* EXERCISE OBJECTIVE *
Give every line from the entries that contains "name".
****
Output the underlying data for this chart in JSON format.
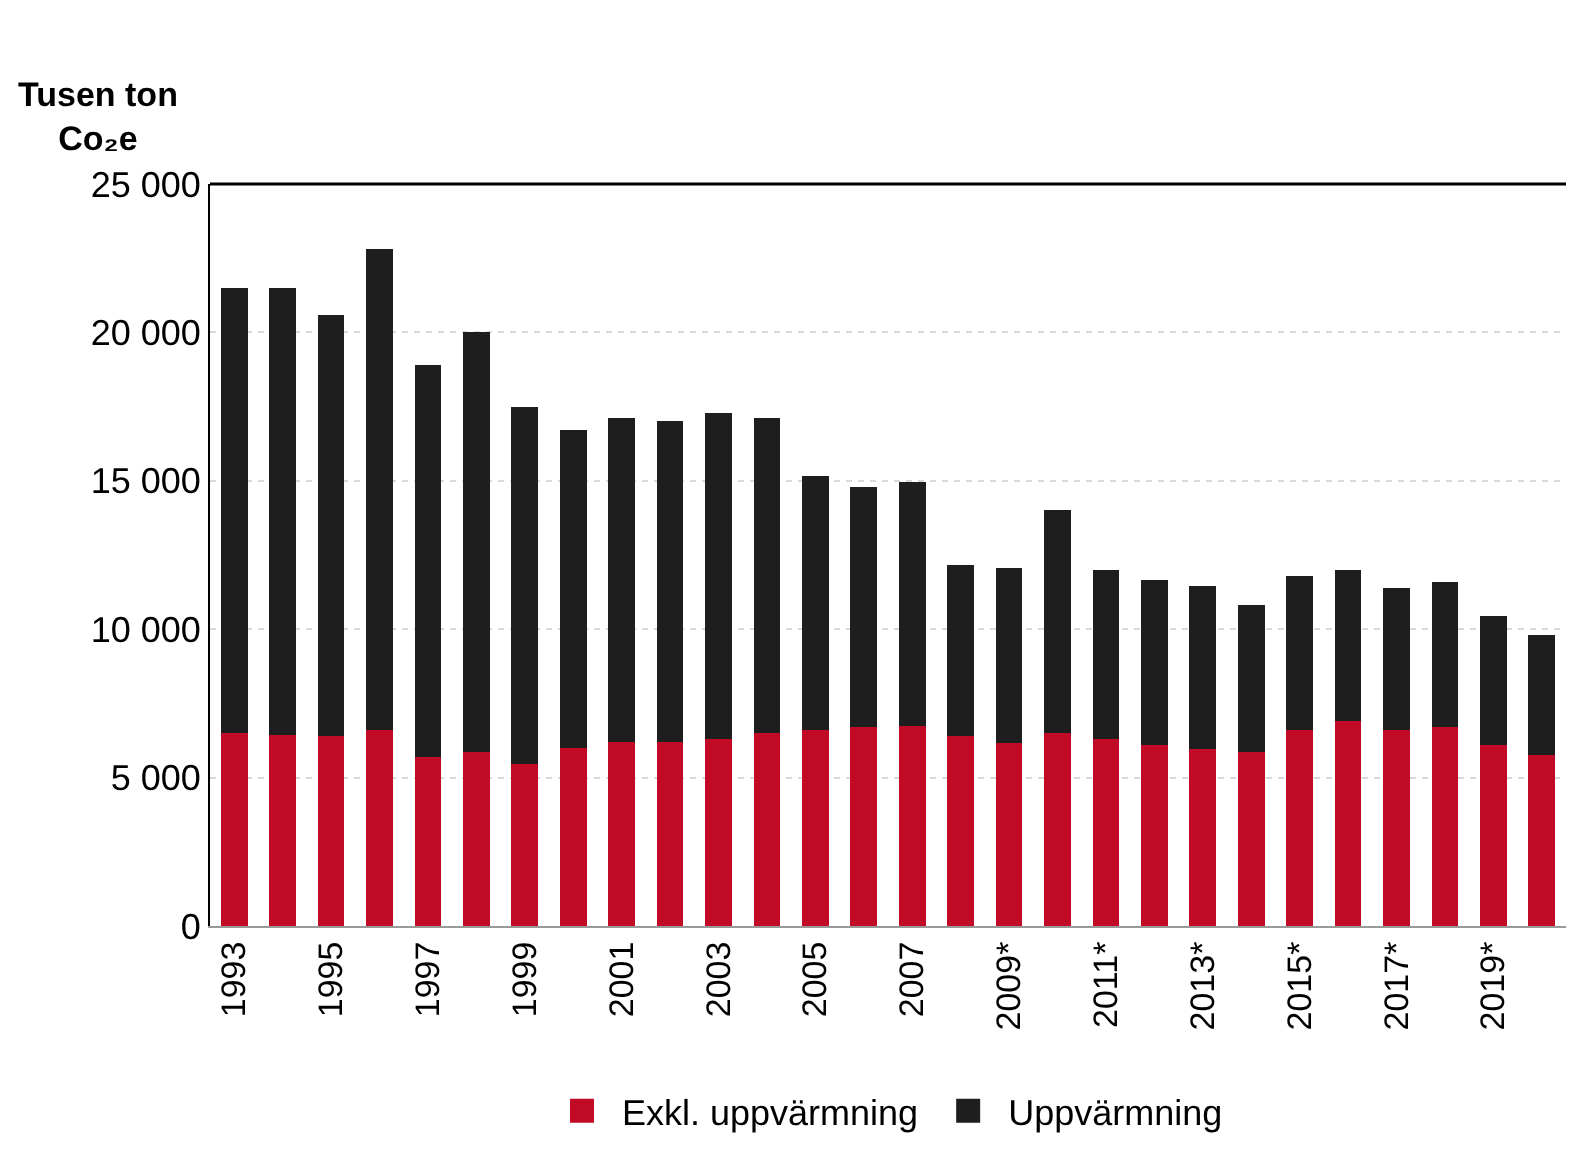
{
  "chart_data": {
    "type": "bar",
    "stacked": true,
    "ylabel": "Tusen ton Co₂e",
    "categories": [
      "1993",
      null,
      "1995",
      null,
      "1997",
      null,
      "1999",
      null,
      "2001",
      null,
      "2003",
      null,
      "2005",
      null,
      "2007",
      null,
      "2009*",
      null,
      "2011*",
      null,
      "2013*",
      null,
      "2015*",
      null,
      "2017*",
      null,
      "2019*",
      null
    ],
    "series": [
      {
        "name": "Exkl. uppvärmning",
        "color": "#c00a26",
        "values": [
          6500,
          6450,
          6400,
          6600,
          5700,
          5850,
          5450,
          6000,
          6200,
          6200,
          6300,
          6500,
          6600,
          6700,
          6750,
          6400,
          6150,
          6500,
          6300,
          6100,
          5950,
          5850,
          6600,
          6900,
          6600,
          6700,
          6100,
          5750
        ]
      },
      {
        "name": "Uppvärmning",
        "color": "#1e1e1e",
        "values": [
          15000,
          15050,
          14200,
          16200,
          13200,
          14150,
          12050,
          10700,
          10900,
          10800,
          11000,
          10600,
          8550,
          8100,
          8200,
          5750,
          5900,
          7500,
          5700,
          5550,
          5500,
          4950,
          5200,
          5100,
          4800,
          4900,
          4350,
          4050
        ]
      }
    ],
    "ylim": [
      0,
      25000
    ],
    "yticks": [
      0,
      {
        "value": 5000,
        "label": "5 000"
      },
      {
        "value": 10000,
        "label": "10 000"
      },
      {
        "value": 15000,
        "label": "15 000"
      },
      {
        "value": 20000,
        "label": "20 000"
      },
      {
        "value": 25000,
        "label": "25 000"
      }
    ],
    "grid": "y",
    "legend": "bottom"
  }
}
****
* SOLUTION *
        "name": "Exkl. uppvärmning",
        "name": "Uppvärmning",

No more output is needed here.